Turn every line of the entries below into a Markdown table with the columns No. and Entry. Give each line its own numbered row and skip blank lines.

** START Data extract **

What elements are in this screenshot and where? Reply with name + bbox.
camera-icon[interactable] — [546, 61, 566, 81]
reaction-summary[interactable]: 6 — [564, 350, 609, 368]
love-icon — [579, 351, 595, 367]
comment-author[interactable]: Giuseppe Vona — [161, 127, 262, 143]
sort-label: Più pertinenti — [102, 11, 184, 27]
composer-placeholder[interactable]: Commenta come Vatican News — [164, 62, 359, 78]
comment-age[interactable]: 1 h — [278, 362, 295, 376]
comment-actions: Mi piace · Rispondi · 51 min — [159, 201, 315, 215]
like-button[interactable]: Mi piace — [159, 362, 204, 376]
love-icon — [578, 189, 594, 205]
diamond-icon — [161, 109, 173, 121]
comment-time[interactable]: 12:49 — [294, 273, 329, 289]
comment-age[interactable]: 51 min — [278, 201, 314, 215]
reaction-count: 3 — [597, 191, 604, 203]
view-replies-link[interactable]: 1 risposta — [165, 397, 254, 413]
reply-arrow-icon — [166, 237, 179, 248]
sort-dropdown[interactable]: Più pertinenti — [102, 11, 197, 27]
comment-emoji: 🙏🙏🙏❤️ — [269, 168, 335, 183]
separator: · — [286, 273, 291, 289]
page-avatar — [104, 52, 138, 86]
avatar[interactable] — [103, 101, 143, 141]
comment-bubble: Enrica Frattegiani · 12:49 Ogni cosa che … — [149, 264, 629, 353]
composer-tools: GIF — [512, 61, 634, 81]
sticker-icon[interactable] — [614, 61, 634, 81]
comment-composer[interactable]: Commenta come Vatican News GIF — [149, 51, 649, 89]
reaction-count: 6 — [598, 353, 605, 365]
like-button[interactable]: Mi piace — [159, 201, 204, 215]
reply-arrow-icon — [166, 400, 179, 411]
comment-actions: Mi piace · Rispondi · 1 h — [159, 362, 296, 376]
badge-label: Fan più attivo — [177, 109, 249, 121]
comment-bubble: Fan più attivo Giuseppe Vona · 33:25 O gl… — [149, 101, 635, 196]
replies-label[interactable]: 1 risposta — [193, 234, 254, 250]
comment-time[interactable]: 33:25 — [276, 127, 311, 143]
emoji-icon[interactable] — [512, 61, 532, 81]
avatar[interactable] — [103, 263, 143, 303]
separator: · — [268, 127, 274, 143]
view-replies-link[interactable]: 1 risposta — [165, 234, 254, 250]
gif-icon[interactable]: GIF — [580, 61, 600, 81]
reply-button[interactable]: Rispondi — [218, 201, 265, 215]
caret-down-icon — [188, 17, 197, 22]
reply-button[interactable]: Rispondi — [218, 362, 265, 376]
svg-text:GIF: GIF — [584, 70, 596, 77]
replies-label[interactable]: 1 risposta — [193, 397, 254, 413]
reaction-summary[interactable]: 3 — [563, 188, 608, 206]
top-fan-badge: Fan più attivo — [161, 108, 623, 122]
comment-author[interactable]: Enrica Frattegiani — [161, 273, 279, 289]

** END Data extract **

Written answer:
| No. | Entry |
|---|---|
| 1 | What elements are in this screenshot and where? Reply with name + bbox. |
| 2 | camera-icon[interactable] — [546, 61, 566, 81] |
| 3 | reaction-summary[interactable]: 6 — [564, 350, 609, 368] |
| 4 | love-icon — [579, 351, 595, 367] |
| 5 | comment-author[interactable]: Giuseppe Vona — [161, 127, 262, 143] |
| 6 | sort-label: Più pertinenti — [102, 11, 184, 27] |
| 7 | composer-placeholder[interactable]: Commenta come Vatican News — [164, 62, 359, 78] |
| 8 | comment-age[interactable]: 1 h — [278, 362, 295, 376] |
| 9 | comment-actions: Mi piace · Rispondi · 51 min — [159, 201, 315, 215] |
| 10 | like-button[interactable]: Mi piace — [159, 362, 204, 376] |
| 11 | love-icon — [578, 189, 594, 205] |
| 12 | diamond-icon — [161, 109, 173, 121] |
| 13 | comment-time[interactable]: 12:49 — [294, 273, 329, 289] |
| 14 | comment-age[interactable]: 51 min — [278, 201, 314, 215] |
| 15 | reaction-count: 3 — [597, 191, 604, 203] |
| 16 | view-replies-link[interactable]: 1 risposta — [165, 397, 254, 413] |
| 17 | reply-arrow-icon — [166, 237, 179, 248] |
| 18 | sort-dropdown[interactable]: Più pertinenti — [102, 11, 197, 27] |
| 19 | comment-emoji: 🙏🙏🙏❤️ — [269, 168, 335, 183] |
| 20 | separator: · — [286, 273, 291, 289] |
| 21 | page-avatar — [104, 52, 138, 86] |
| 22 | avatar[interactable] — [103, 101, 143, 141] |
| 23 | comment-bubble: Enrica Frattegiani · 12:49 Ogni cosa che … — [149, 264, 629, 353] |
| 24 | composer-tools: GIF — [512, 61, 634, 81] |
| 25 | sticker-icon[interactable] — [614, 61, 634, 81] |
| 26 | comment-composer[interactable]: Commenta come Vatican News GIF — [149, 51, 649, 89] |
| 27 | reaction-count: 6 — [598, 353, 605, 365] |
| 28 | like-button[interactable]: Mi piace — [159, 201, 204, 215] |
| 29 | reply-arrow-icon — [166, 400, 179, 411] |
| 30 | comment-actions: Mi piace · Rispondi · 1 h — [159, 362, 296, 376] |
| 31 | badge-label: Fan più attivo — [177, 109, 249, 121] |
| 32 | comment-bubble: Fan più attivo Giuseppe Vona · 33:25 O gl… — [149, 101, 635, 196] |
| 33 | replies-label[interactable]: 1 risposta — [193, 234, 254, 250] |
| 34 | comment-time[interactable]: 33:25 — [276, 127, 311, 143] |
| 35 | emoji-icon[interactable] — [512, 61, 532, 81] |
| 36 | avatar[interactable] — [103, 263, 143, 303] |
| 37 | separator: · — [268, 127, 274, 143] |
| 38 | view-replies-link[interactable]: 1 risposta — [165, 234, 254, 250] |
| 39 | gif-icon[interactable]: GIF — [580, 61, 600, 81] |
| 40 | reply-button[interactable]: Rispondi — [218, 201, 265, 215] |
| 41 | caret-down-icon — [188, 17, 197, 22] |
| 42 | reply-button[interactable]: Rispondi — [218, 362, 265, 376] |
| 43 | svg-text:GIF: GIF — [584, 70, 596, 77] |
| 44 | replies-label[interactable]: 1 risposta — [193, 397, 254, 413] |
| 45 | reaction-summary[interactable]: 3 — [563, 188, 608, 206] |
| 46 | top-fan-badge: Fan più attivo — [161, 108, 623, 122] |
| 47 | comment-author[interactable]: Enrica Frattegiani — [161, 273, 279, 289] |